[Direction] Which lines hold the string "Requests"? Copy every one of them.

[Material supplied]
================================
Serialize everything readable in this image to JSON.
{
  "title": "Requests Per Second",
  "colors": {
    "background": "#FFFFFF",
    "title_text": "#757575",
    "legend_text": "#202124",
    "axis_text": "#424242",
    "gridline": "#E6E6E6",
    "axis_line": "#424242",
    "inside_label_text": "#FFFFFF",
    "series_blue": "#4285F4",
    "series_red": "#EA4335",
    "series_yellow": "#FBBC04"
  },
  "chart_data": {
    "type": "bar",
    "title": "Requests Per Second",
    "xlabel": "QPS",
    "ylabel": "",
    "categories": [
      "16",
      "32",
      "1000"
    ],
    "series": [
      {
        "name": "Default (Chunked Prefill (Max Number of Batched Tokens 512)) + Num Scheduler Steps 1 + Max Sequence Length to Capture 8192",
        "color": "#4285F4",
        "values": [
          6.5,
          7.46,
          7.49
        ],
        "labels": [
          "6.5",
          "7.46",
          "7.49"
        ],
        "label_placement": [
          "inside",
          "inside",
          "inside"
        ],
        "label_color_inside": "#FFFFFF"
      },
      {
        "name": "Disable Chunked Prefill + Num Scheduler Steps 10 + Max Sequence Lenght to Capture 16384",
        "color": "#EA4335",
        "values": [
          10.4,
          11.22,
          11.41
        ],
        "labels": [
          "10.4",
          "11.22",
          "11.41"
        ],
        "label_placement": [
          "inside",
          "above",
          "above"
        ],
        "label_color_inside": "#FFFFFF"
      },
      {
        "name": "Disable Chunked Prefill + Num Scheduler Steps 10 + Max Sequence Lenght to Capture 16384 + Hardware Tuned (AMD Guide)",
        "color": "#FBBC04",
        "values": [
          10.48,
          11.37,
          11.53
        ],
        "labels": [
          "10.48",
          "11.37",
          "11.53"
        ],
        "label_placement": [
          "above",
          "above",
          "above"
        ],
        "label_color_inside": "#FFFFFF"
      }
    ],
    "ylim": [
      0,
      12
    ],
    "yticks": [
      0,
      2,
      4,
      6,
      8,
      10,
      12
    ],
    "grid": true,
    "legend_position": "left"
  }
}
================================
[Solution to the exercise]
  "title": "Requests Per Second",
    "title": "Requests Per Second",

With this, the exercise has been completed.